--- WHAT YOU NEED TO DO ---
Copy each line holding the string "Destination".

----

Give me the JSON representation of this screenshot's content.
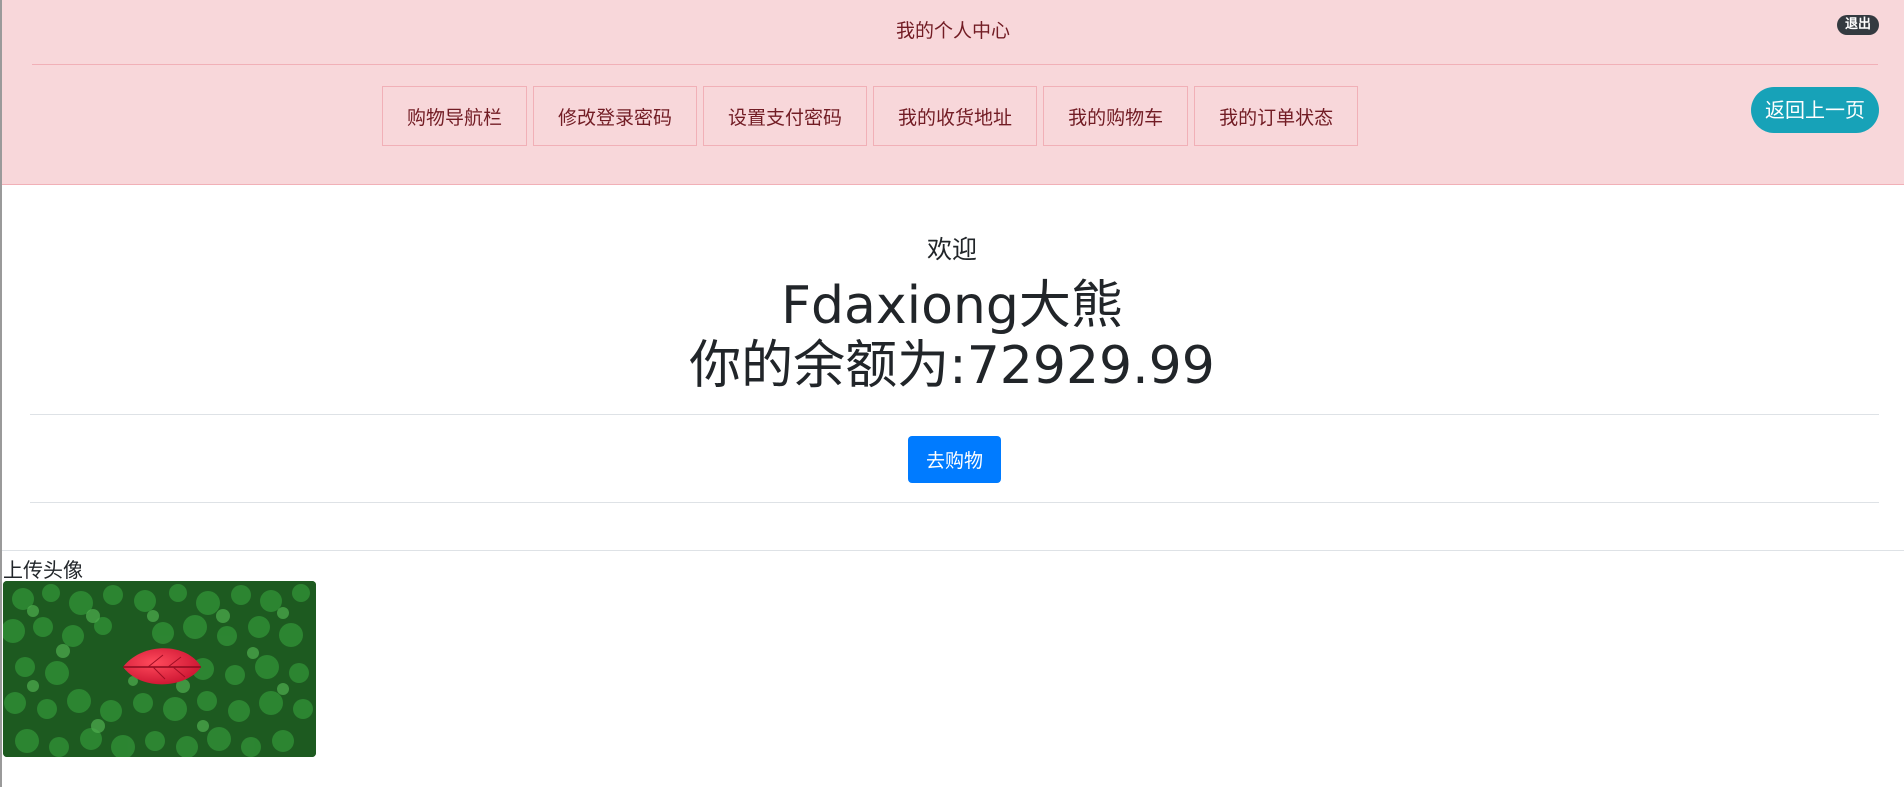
{
  "header": {
    "title": "我的个人中心",
    "logout_label": "退出",
    "back_label": "返回上一页",
    "nav": [
      {
        "label": "购物导航栏"
      },
      {
        "label": "修改登录密码"
      },
      {
        "label": "设置支付密码"
      },
      {
        "label": "我的收货地址"
      },
      {
        "label": "我的购物车"
      },
      {
        "label": "我的订单状态"
      }
    ]
  },
  "main": {
    "welcome": "欢迎",
    "username": "Fdaxiong大熊",
    "balance_label": "你的余额为:",
    "balance_value": "72929.99",
    "shop_button": "去购物",
    "upload_label": "上传头像"
  },
  "colors": {
    "header_bg": "#f8d7da",
    "header_text": "#721c24",
    "primary": "#007bff",
    "info": "#17a2b8",
    "dark": "#343a40"
  },
  "icons": {
    "avatar": "clover-field-red-leaf-image"
  }
}
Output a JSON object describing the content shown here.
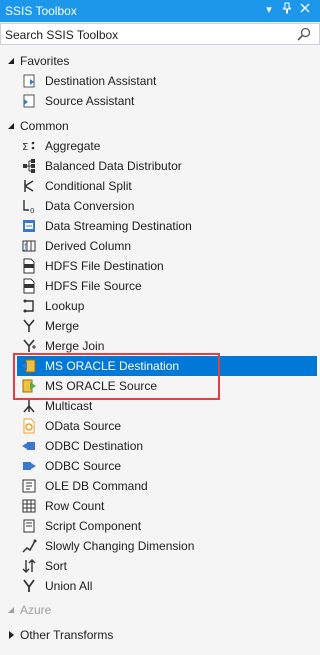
{
  "panel": {
    "title": "SSIS Toolbox",
    "dropdown_icon": "chevron-down-icon",
    "pin_icon": "pin-icon",
    "close_icon": "close-icon"
  },
  "search": {
    "placeholder": "Search SSIS Toolbox",
    "icon": "search-icon"
  },
  "favorites": {
    "label": "Favorites",
    "items": [
      {
        "label": "Destination Assistant"
      },
      {
        "label": "Source Assistant"
      }
    ]
  },
  "common": {
    "label": "Common",
    "items": [
      {
        "label": "Aggregate"
      },
      {
        "label": "Balanced Data Distributor"
      },
      {
        "label": "Conditional Split"
      },
      {
        "label": "Data Conversion"
      },
      {
        "label": "Data Streaming Destination"
      },
      {
        "label": "Derived Column"
      },
      {
        "label": "HDFS File Destination"
      },
      {
        "label": "HDFS File Source"
      },
      {
        "label": "Lookup"
      },
      {
        "label": "Merge"
      },
      {
        "label": "Merge Join"
      },
      {
        "label": "MS ORACLE Destination"
      },
      {
        "label": "MS ORACLE Source"
      },
      {
        "label": "Multicast"
      },
      {
        "label": "OData Source"
      },
      {
        "label": "ODBC Destination"
      },
      {
        "label": "ODBC Source"
      },
      {
        "label": "OLE DB Command"
      },
      {
        "label": "Row Count"
      },
      {
        "label": "Script Component"
      },
      {
        "label": "Slowly Changing Dimension"
      },
      {
        "label": "Sort"
      },
      {
        "label": "Union All"
      }
    ]
  },
  "azure": {
    "label": "Azure"
  },
  "other": {
    "label": "Other Transforms"
  },
  "colors": {
    "selection": "#0078d7",
    "title_bar": "#1c97ea",
    "highlight": "#e34141"
  }
}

----

--- WRITTEN SOLUTION ---
        "label": "Destination Assistant"
        "label": "Data Streaming Destination"
        "label": "HDFS File Destination"
        "label": "MS ORACLE Destination"
        "label": "ODBC Destination"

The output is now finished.